▶ [Problem requirements]
Go through the lines below. Copy those with "podmínek".

(Entries taken from a collection)
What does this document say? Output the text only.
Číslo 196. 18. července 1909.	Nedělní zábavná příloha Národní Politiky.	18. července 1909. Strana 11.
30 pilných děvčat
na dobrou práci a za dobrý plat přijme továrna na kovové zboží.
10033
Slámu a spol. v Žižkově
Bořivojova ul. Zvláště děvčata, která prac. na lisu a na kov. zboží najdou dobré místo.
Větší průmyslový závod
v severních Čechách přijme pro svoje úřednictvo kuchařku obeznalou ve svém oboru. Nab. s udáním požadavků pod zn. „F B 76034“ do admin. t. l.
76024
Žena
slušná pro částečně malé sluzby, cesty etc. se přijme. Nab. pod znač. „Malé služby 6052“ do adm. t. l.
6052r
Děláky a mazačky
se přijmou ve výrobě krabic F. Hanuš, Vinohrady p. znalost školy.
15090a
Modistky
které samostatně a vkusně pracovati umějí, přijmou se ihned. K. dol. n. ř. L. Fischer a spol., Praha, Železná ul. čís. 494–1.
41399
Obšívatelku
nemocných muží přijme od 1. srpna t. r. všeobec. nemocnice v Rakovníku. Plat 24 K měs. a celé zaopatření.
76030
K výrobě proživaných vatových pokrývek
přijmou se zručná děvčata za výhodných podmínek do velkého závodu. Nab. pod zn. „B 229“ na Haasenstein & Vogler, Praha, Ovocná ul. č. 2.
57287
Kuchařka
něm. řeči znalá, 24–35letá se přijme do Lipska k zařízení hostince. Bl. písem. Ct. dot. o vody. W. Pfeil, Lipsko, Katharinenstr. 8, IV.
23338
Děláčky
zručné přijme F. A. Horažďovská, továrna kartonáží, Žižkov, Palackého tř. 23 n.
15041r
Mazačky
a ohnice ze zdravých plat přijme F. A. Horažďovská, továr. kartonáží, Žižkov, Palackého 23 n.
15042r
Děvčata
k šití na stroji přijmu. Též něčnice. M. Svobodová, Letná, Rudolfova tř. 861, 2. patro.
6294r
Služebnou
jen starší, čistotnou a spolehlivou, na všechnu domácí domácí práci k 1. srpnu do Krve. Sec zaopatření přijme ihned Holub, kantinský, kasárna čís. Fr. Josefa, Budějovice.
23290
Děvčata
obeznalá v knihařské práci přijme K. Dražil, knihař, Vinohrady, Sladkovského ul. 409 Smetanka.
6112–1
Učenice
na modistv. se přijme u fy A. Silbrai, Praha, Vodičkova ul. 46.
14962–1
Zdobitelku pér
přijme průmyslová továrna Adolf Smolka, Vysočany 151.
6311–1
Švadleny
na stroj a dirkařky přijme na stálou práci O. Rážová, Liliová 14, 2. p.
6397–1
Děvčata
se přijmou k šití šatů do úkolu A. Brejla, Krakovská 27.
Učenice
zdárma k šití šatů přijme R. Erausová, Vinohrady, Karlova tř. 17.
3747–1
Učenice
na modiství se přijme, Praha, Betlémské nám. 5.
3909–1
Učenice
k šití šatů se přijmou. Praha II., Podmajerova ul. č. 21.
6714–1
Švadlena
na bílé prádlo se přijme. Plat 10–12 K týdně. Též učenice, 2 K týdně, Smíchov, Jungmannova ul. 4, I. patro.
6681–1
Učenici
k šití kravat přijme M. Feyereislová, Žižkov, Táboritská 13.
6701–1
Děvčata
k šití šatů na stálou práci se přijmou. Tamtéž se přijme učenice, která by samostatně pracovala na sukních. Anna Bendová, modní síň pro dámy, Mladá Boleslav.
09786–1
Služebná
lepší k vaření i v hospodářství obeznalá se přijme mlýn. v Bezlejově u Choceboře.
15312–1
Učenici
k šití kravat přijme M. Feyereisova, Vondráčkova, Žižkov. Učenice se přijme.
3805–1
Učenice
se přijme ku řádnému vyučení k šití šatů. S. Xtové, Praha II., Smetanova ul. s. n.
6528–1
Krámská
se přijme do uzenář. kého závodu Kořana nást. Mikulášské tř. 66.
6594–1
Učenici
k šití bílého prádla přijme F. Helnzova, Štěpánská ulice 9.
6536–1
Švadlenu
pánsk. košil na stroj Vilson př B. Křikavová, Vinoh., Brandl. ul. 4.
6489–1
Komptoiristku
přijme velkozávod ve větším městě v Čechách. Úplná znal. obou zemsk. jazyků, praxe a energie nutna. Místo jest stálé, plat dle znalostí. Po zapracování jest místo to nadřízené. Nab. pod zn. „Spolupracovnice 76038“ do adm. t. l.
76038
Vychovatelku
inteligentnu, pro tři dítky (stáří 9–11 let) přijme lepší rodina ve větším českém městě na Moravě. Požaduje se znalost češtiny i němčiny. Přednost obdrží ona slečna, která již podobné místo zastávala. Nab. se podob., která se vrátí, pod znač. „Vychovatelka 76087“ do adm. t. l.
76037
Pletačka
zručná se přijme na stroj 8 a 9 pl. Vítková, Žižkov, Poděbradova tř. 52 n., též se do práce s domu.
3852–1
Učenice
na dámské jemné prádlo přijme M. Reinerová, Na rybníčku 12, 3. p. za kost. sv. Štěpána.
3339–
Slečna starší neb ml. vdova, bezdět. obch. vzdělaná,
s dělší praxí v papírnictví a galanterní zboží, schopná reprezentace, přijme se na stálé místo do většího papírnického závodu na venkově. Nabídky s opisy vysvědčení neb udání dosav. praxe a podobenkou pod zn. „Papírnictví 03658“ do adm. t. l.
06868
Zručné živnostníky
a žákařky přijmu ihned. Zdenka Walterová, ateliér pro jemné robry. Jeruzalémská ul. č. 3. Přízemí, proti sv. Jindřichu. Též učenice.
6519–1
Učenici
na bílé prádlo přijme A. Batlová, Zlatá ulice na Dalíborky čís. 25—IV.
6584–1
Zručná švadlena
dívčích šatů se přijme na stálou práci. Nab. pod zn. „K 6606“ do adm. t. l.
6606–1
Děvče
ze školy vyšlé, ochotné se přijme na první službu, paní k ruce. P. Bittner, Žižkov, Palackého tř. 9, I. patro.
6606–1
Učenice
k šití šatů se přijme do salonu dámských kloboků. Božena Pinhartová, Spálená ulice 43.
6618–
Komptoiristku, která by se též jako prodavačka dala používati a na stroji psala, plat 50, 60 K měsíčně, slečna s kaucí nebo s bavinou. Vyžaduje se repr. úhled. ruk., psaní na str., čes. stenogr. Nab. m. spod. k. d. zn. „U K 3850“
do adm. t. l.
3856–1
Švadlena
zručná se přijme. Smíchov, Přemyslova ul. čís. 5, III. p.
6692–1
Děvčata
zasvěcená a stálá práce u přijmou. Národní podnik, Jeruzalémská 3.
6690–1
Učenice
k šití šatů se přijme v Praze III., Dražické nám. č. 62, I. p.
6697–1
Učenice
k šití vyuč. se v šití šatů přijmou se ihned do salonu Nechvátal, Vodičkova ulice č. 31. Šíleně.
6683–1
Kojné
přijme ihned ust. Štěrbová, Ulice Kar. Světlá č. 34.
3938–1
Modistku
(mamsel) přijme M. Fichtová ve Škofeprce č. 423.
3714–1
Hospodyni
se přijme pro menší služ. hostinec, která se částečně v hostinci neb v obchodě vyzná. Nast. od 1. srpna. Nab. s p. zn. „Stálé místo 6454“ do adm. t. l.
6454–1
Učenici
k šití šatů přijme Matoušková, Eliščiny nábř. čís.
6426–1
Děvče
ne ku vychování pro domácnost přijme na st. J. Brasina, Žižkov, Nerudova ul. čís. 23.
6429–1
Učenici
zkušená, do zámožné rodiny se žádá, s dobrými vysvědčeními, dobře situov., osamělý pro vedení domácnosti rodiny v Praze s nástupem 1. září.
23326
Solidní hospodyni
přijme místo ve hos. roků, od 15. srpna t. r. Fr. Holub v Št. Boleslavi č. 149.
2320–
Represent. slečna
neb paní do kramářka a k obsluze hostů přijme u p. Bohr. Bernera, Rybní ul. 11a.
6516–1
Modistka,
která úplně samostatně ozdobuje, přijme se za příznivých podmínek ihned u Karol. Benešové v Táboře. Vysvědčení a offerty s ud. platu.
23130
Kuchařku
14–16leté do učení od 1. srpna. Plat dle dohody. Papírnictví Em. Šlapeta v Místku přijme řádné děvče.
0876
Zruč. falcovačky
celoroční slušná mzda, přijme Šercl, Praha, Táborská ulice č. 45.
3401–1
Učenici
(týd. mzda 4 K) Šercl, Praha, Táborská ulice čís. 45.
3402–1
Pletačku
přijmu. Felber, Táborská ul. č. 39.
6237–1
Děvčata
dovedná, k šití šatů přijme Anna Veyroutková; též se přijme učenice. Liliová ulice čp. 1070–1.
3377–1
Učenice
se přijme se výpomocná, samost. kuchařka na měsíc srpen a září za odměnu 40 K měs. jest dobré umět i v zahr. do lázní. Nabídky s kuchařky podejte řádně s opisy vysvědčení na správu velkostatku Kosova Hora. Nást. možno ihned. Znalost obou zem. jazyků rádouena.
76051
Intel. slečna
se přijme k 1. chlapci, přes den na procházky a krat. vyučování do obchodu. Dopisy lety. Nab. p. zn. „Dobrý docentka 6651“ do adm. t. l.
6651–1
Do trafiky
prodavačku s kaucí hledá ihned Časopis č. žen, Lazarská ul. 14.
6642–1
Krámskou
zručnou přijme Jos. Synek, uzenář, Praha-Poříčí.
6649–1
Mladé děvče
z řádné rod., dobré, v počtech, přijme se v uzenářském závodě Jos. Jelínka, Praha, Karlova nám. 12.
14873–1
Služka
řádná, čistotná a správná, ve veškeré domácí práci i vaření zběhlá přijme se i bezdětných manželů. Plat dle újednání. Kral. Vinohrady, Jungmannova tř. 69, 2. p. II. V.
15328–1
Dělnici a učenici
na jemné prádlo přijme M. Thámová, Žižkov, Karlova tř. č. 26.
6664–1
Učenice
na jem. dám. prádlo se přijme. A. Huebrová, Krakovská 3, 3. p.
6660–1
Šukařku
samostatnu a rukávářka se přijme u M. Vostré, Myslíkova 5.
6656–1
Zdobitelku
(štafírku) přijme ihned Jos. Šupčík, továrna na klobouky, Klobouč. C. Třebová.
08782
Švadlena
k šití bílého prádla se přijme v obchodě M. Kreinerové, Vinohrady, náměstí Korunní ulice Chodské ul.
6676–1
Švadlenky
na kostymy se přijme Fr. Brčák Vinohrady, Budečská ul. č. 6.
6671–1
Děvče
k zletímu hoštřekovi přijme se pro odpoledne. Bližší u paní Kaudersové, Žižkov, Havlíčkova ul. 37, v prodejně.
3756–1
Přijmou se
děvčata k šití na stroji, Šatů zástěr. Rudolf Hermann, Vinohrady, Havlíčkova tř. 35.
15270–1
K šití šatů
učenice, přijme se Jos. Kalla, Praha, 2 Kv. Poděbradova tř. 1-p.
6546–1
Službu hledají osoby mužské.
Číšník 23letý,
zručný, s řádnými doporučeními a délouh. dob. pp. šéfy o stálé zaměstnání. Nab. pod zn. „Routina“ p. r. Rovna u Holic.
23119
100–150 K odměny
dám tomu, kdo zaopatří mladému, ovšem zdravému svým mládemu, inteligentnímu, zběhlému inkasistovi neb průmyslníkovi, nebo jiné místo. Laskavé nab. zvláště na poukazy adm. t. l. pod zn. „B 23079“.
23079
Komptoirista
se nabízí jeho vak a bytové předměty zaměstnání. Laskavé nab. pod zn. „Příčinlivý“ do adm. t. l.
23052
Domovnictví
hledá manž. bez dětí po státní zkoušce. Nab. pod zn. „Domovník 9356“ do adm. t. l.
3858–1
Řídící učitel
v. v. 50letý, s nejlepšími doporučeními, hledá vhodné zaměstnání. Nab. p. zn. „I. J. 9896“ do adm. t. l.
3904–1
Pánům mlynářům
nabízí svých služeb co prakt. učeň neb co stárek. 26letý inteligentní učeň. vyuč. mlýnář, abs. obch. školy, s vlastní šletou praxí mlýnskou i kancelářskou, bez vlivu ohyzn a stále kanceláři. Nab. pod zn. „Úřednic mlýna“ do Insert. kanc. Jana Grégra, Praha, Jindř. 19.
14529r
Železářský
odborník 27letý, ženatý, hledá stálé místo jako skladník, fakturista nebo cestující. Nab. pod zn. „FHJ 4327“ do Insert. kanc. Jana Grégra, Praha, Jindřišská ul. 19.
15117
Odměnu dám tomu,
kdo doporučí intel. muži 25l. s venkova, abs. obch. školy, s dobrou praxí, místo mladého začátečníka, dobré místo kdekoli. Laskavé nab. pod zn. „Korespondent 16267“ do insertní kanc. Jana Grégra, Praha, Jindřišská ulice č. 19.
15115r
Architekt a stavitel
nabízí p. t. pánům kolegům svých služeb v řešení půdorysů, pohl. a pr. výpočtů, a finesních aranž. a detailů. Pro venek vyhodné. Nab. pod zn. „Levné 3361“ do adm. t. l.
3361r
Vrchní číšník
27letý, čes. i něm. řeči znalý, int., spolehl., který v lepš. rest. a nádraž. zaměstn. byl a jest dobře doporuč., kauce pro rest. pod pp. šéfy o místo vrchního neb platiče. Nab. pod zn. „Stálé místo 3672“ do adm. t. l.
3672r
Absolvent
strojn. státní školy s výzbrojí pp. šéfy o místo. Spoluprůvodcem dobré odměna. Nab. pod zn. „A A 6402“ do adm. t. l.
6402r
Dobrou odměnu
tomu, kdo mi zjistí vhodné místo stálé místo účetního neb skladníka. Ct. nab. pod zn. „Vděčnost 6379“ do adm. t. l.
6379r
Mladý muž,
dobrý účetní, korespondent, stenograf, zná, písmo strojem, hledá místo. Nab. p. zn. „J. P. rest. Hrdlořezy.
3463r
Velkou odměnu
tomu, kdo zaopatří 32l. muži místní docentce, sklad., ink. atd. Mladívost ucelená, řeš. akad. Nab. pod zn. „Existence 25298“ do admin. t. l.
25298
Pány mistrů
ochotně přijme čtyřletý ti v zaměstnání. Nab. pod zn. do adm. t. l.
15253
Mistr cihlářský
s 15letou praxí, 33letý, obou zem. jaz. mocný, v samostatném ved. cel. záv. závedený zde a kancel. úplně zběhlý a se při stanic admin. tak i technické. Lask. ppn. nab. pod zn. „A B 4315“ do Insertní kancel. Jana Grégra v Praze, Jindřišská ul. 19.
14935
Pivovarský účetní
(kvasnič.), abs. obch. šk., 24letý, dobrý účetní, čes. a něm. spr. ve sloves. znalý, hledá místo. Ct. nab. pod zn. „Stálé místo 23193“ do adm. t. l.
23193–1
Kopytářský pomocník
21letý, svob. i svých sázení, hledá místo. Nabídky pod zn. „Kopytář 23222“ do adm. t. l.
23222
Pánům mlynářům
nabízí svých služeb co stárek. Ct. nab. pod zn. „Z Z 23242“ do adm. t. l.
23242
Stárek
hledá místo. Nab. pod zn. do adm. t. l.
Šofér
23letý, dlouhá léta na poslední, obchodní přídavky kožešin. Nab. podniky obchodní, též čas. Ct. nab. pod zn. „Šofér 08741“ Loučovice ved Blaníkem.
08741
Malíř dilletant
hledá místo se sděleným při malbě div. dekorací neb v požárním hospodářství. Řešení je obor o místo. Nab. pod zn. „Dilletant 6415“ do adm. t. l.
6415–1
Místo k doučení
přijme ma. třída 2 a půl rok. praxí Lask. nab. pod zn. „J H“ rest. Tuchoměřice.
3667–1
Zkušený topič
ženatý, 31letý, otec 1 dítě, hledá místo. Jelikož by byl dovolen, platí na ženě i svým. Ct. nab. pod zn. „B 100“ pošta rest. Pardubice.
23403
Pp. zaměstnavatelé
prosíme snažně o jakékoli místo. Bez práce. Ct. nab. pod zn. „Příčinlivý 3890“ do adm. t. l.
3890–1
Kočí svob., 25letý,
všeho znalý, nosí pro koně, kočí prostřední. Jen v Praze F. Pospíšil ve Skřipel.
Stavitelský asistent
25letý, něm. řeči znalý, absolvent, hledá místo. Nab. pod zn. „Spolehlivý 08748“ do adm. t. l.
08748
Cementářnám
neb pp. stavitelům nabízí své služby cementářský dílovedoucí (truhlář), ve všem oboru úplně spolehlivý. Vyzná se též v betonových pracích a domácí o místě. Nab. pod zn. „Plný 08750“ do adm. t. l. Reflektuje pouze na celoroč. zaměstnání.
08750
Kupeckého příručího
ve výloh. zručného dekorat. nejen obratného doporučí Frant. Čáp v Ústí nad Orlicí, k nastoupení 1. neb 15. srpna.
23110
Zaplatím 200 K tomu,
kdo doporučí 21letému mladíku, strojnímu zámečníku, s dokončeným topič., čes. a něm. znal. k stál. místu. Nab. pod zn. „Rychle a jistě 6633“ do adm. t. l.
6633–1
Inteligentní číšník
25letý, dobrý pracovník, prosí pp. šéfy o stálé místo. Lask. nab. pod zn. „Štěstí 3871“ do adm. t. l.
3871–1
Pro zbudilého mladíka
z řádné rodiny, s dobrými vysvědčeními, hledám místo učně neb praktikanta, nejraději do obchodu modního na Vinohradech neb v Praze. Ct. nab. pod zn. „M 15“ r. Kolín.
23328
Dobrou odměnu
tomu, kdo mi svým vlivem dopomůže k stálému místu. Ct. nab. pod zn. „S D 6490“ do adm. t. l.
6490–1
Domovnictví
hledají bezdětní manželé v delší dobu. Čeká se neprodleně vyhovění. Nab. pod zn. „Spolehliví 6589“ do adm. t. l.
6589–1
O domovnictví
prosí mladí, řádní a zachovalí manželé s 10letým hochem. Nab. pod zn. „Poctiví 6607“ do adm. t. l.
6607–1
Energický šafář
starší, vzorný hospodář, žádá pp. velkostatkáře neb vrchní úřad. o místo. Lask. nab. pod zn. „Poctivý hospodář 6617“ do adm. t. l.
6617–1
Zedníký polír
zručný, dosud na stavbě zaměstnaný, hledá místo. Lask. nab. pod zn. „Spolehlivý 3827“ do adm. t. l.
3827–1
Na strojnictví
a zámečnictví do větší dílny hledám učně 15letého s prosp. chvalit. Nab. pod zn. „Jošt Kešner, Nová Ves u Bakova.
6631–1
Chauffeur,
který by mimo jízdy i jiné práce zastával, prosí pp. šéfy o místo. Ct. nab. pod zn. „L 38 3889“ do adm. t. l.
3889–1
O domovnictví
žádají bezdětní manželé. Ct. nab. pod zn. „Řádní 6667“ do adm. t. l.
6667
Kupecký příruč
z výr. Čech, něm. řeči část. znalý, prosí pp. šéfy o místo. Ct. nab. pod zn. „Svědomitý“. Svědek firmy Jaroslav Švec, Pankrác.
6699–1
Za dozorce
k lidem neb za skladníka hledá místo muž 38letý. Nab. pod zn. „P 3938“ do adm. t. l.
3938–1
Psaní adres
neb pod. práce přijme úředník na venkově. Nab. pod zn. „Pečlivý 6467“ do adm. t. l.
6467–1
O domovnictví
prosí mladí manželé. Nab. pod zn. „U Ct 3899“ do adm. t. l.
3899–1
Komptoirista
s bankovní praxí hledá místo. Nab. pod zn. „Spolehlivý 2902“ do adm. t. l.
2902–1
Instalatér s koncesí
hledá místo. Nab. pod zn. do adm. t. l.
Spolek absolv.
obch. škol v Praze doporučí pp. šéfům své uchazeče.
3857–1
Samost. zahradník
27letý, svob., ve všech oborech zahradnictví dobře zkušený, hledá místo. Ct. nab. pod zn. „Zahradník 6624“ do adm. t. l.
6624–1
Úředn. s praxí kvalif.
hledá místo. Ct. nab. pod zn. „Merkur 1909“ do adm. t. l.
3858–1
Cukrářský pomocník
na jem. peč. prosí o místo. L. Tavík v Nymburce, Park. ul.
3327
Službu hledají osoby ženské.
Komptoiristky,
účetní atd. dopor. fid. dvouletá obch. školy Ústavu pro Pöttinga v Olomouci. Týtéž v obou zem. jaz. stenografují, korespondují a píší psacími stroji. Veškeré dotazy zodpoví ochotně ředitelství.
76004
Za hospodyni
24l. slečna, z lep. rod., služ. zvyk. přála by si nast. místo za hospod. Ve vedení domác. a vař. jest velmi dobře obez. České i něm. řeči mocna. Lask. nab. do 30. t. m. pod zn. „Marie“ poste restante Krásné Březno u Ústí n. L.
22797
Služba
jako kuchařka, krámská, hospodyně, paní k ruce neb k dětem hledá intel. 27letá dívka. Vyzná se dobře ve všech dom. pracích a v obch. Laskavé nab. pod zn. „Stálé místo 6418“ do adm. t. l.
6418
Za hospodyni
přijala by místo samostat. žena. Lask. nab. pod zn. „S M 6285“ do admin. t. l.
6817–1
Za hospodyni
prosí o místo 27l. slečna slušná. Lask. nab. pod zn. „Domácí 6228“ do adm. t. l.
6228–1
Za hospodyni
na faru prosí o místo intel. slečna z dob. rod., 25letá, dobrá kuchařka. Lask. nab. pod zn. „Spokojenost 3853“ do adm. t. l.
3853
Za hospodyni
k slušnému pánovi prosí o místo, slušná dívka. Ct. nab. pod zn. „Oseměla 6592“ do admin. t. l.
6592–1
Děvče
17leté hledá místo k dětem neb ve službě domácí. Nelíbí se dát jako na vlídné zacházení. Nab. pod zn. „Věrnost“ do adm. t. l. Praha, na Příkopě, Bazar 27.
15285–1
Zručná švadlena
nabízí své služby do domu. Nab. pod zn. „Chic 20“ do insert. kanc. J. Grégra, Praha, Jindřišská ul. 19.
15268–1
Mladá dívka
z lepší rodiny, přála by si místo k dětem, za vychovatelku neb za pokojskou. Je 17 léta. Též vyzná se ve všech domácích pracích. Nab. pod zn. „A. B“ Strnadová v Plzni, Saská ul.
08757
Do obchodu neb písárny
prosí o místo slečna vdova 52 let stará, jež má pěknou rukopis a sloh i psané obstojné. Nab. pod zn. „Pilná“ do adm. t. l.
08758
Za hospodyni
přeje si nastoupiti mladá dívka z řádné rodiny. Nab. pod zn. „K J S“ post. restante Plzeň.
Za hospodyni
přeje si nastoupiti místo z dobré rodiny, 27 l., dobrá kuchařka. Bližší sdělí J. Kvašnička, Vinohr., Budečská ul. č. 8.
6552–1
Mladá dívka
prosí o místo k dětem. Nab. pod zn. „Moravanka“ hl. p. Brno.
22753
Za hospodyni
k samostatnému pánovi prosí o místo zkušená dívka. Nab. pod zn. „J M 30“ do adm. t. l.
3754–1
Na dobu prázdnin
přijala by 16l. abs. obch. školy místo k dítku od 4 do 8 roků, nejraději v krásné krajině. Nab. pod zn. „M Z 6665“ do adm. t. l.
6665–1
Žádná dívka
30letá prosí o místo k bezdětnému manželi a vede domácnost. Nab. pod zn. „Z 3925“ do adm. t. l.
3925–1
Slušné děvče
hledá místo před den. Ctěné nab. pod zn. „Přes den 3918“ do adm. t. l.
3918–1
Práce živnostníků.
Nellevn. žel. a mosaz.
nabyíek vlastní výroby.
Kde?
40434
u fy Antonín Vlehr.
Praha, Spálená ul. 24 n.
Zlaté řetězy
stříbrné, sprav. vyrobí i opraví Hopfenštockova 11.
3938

▶ [Finished task]
přijmou se zručná děvčata za výhodných podmínek do velkého závodu. Nab. pod zn. „B 229“ na Haasenstein & Vogler, Praha, Ovocná ul. č. 2.
která úplně samostatně ozdobuje, přijme se za příznivých podmínek ihned u Karol. Benešové v Táboře. Vysvědčení a offerty s ud. platu.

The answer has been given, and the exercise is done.